_Problem to work on_
Retype each line exactly. Skip images.

[start Record set]

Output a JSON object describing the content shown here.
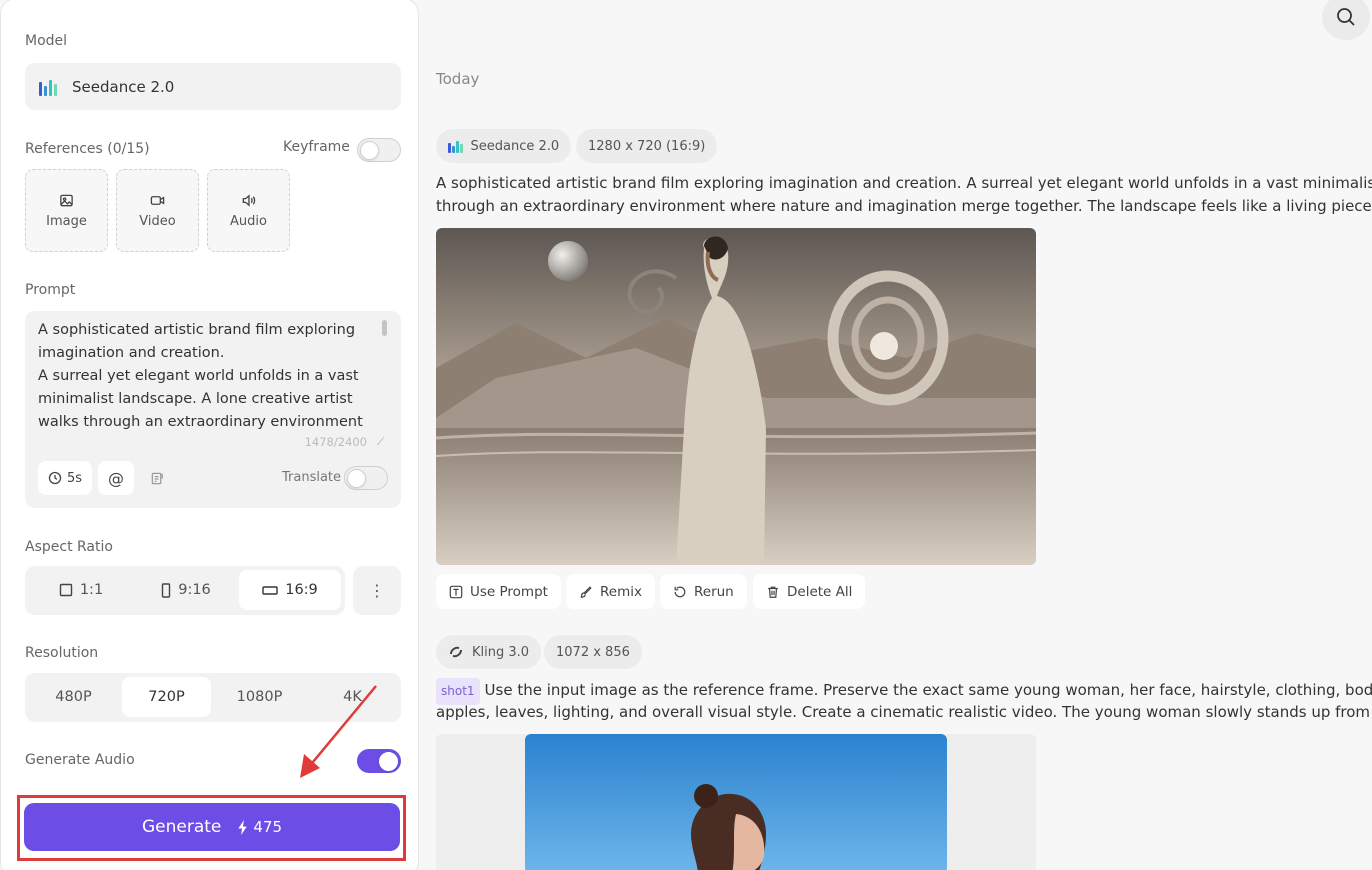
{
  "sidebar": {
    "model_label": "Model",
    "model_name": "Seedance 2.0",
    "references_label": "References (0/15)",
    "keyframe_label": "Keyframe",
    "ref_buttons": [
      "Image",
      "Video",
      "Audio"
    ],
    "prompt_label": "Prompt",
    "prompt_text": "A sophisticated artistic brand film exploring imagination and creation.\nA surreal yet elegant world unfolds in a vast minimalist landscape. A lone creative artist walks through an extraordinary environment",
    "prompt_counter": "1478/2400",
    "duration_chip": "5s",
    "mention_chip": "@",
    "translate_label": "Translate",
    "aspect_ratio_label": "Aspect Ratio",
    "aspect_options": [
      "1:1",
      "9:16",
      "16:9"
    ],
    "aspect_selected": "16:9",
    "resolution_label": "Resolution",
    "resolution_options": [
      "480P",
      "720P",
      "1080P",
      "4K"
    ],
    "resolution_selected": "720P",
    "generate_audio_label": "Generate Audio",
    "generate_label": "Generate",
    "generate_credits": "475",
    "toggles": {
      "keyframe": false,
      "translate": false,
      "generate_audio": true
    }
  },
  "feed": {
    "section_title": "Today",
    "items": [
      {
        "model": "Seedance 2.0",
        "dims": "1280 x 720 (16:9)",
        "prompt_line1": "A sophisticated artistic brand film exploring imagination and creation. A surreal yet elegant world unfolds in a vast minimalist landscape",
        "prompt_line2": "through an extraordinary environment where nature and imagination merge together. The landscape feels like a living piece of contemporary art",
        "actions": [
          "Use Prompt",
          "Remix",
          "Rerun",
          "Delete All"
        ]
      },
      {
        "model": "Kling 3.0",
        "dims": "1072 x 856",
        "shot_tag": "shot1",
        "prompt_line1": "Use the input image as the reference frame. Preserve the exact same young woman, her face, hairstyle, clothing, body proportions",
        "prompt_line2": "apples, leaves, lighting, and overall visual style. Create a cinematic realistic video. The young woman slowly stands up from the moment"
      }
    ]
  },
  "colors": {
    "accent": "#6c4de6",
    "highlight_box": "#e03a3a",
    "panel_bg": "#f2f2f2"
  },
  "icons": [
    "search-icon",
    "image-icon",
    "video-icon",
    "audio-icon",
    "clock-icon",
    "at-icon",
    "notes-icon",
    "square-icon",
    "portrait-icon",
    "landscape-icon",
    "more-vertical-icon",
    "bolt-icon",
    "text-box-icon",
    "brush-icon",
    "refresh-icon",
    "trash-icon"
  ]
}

[end Record set]

_Result of the exercise_
Output a JSON object describing the content shown here.
{
  "sidebar": {
    "model_label": "Model",
    "model_name": "Seedance 2.0",
    "references_label": "References (0/15)",
    "keyframe_label": "Keyframe",
    "ref_buttons": [
      "Image",
      "Video",
      "Audio"
    ],
    "prompt_label": "Prompt",
    "prompt_text": "A sophisticated artistic brand film exploring imagination and creation.\nA surreal yet elegant world unfolds in a vast minimalist landscape. A lone creative artist walks through an extraordinary environment",
    "prompt_counter": "1478/2400",
    "duration_chip": "5s",
    "mention_chip": "@",
    "translate_label": "Translate",
    "aspect_ratio_label": "Aspect Ratio",
    "aspect_options": [
      "1:1",
      "9:16",
      "16:9"
    ],
    "aspect_selected": "16:9",
    "resolution_label": "Resolution",
    "resolution_options": [
      "480P",
      "720P",
      "1080P",
      "4K"
    ],
    "resolution_selected": "720P",
    "generate_audio_label": "Generate Audio",
    "generate_label": "Generate",
    "generate_credits": "475",
    "toggles": {
      "keyframe": false,
      "translate": false,
      "generate_audio": true
    }
  },
  "feed": {
    "section_title": "Today",
    "items": [
      {
        "model": "Seedance 2.0",
        "dims": "1280 x 720 (16:9)",
        "prompt_line1": "A sophisticated artistic brand film exploring imagination and creation. A surreal yet elegant world unfolds in a vast minimalist landscape",
        "prompt_line2": "through an extraordinary environment where nature and imagination merge together. The landscape feels like a living piece of contemporary art",
        "actions": [
          "Use Prompt",
          "Remix",
          "Rerun",
          "Delete All"
        ]
      },
      {
        "model": "Kling 3.0",
        "dims": "1072 x 856",
        "shot_tag": "shot1",
        "prompt_line1": "Use the input image as the reference frame. Preserve the exact same young woman, her face, hairstyle, clothing, body proportions",
        "prompt_line2": "apples, leaves, lighting, and overall visual style. Create a cinematic realistic video. The young woman slowly stands up from the moment"
      }
    ]
  },
  "colors": {
    "accent": "#6c4de6",
    "highlight_box": "#e03a3a",
    "panel_bg": "#f2f2f2"
  },
  "icons": [
    "search-icon",
    "image-icon",
    "video-icon",
    "audio-icon",
    "clock-icon",
    "at-icon",
    "notes-icon",
    "square-icon",
    "portrait-icon",
    "landscape-icon",
    "more-vertical-icon",
    "bolt-icon",
    "text-box-icon",
    "brush-icon",
    "refresh-icon",
    "trash-icon"
  ]
}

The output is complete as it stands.